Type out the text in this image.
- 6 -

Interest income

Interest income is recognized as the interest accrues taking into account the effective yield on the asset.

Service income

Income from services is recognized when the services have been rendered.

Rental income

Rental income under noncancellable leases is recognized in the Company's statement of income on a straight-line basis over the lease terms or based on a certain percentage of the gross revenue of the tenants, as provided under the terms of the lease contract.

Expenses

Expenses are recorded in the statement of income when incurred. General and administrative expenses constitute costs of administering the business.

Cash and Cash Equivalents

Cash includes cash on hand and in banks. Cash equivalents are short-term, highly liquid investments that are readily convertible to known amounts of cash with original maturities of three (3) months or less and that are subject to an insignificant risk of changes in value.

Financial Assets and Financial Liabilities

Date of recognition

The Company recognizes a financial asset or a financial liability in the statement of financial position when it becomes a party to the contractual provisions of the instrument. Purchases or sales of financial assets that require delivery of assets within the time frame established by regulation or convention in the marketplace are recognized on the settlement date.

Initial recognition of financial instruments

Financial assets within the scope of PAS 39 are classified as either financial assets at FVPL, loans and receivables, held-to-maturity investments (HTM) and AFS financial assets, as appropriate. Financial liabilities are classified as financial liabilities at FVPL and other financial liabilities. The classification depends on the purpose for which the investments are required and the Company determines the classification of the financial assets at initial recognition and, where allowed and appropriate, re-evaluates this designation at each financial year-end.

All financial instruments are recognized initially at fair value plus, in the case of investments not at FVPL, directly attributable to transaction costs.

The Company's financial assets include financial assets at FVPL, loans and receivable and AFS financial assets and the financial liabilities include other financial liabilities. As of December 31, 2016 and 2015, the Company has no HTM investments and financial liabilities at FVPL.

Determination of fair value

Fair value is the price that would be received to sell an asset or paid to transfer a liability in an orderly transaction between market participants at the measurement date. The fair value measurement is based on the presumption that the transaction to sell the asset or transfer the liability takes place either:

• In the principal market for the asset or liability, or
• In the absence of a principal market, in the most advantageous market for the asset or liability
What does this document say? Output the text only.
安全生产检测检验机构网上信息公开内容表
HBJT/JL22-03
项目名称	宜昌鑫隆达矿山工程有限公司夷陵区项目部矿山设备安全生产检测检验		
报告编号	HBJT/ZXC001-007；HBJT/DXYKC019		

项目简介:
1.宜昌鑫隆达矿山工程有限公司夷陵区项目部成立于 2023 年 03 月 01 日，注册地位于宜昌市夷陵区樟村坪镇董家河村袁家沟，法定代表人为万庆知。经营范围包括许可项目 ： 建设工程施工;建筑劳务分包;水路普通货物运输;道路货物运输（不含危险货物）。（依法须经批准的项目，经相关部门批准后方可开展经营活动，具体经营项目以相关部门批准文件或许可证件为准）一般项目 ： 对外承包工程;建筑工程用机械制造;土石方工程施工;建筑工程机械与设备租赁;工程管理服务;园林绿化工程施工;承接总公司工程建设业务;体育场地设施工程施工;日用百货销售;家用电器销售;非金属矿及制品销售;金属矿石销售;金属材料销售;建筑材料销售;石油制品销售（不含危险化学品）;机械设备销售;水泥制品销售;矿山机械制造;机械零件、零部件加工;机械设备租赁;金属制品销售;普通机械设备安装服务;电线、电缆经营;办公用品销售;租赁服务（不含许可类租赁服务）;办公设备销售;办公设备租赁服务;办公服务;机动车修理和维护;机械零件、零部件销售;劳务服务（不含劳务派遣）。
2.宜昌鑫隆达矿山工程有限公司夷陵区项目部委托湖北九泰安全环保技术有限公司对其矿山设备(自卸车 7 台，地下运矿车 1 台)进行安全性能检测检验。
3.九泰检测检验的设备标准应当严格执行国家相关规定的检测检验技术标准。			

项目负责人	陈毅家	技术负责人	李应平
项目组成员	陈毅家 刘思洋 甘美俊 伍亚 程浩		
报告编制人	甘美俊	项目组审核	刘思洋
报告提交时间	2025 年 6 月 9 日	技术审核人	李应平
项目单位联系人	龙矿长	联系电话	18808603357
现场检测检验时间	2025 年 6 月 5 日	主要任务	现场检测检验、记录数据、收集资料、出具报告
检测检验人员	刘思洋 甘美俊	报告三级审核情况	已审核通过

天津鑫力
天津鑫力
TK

· · · · · · ·

• **Instructions to follow**: Retype the listing above in full, with no alterations.

• **Worked solution**:
Type out the text in this image.
- 6 -

Interest income

Interest income is recognized as the interest accrues taking into account the effective yield on the asset.

Service income

Income from services is recognized when the services have been rendered.

Rental income

Rental income under noncancellable leases is recognized in the Company's statement of income on a straight-line basis over the lease terms or based on a certain percentage of the gross revenue of the tenants, as provided under the terms of the lease contract.

Expenses

Expenses are recorded in the statement of income when incurred. General and administrative expenses constitute costs of administering the business.

Cash and Cash Equivalents

Cash includes cash on hand and in banks. Cash equivalents are short-term, highly liquid investments that are readily convertible to known amounts of cash with original maturities of three (3) months or less and that are subject to an insignificant risk of changes in value.

Financial Assets and Financial Liabilities

Date of recognition

The Company recognizes a financial asset or a financial liability in the statement of financial position when it becomes a party to the contractual provisions of the instrument. Purchases or sales of financial assets that require delivery of assets within the time frame established by regulation or convention in the marketplace are recognized on the settlement date.

Initial recognition of financial instruments

Financial assets within the scope of PAS 39 are classified as either financial assets at FVPL, loans and receivables, held-to-maturity investments (HTM) and AFS financial assets, as appropriate. Financial liabilities are classified as financial liabilities at FVPL and other financial liabilities. The classification depends on the purpose for which the investments are required and the Company determines the classification of the financial assets at initial recognition and, where allowed and appropriate, re-evaluates this designation at each financial year-end.

All financial instruments are recognized initially at fair value plus, in the case of investments not at FVPL, directly attributable to transaction costs.

The Company's financial assets include financial assets at FVPL, loans and receivable and AFS financial assets and the financial liabilities include other financial liabilities. As of December 31, 2016 and 2015, the Company has no HTM investments and financial liabilities at FVPL.

Determination of fair value

Fair value is the price that would be received to sell an asset or paid to transfer a liability in an orderly transaction between market participants at the measurement date. The fair value measurement is based on the presumption that the transaction to sell the asset or transfer the liability takes place either:

• In the principal market for the asset or liability, or
• In the absence of a principal market, in the most advantageous market for the asset or liability
What does this document say? Output the text only.
安全生产检测检验机构网上信息公开内容表
HBJT/JL22-03
项目名称	宜昌鑫隆达矿山工程有限公司夷陵区项目部矿山设备安全生产检测检验		
报告编号	HBJT/ZXC001-007；HBJT/DXYKC019		

项目简介:
1.宜昌鑫隆达矿山工程有限公司夷陵区项目部成立于 2023 年 03 月 01 日，注册地位于宜昌市夷陵区樟村坪镇董家河村袁家沟，法定代表人为万庆知。经营范围包括许可项目 ： 建设工程施工;建筑劳务分包;水路普通货物运输;道路货物运输（不含危险货物）。（依法须经批准的项目，经相关部门批准后方可开展经营活动，具体经营项目以相关部门批准文件或许可证件为准）一般项目 ： 对外承包工程;建筑工程用机械制造;土石方工程施工;建筑工程机械与设备租赁;工程管理服务;园林绿化工程施工;承接总公司工程建设业务;体育场地设施工程施工;日用百货销售;家用电器销售;非金属矿及制品销售;金属矿石销售;金属材料销售;建筑材料销售;石油制品销售（不含危险化学品）;机械设备销售;水泥制品销售;矿山机械制造;机械零件、零部件加工;机械设备租赁;金属制品销售;普通机械设备安装服务;电线、电缆经营;办公用品销售;租赁服务（不含许可类租赁服务）;办公设备销售;办公设备租赁服务;办公服务;机动车修理和维护;机械零件、零部件销售;劳务服务（不含劳务派遣）。
2.宜昌鑫隆达矿山工程有限公司夷陵区项目部委托湖北九泰安全环保技术有限公司对其矿山设备(自卸车 7 台，地下运矿车 1 台)进行安全性能检测检验。
3.九泰检测检验的设备标准应当严格执行国家相关规定的检测检验技术标准。			

项目负责人	陈毅家	技术负责人	李应平
项目组成员	陈毅家 刘思洋 甘美俊 伍亚 程浩		
报告编制人	甘美俊	项目组审核	刘思洋
报告提交时间	2025 年 6 月 9 日	技术审核人	李应平
项目单位联系人	龙矿长	联系电话	18808603357
现场检测检验时间	2025 年 6 月 5 日	主要任务	现场检测检验、记录数据、收集资料、出具报告
检测检验人员	刘思洋 甘美俊	报告三级审核情况	已审核通过

天津鑫力
天津鑫力
TK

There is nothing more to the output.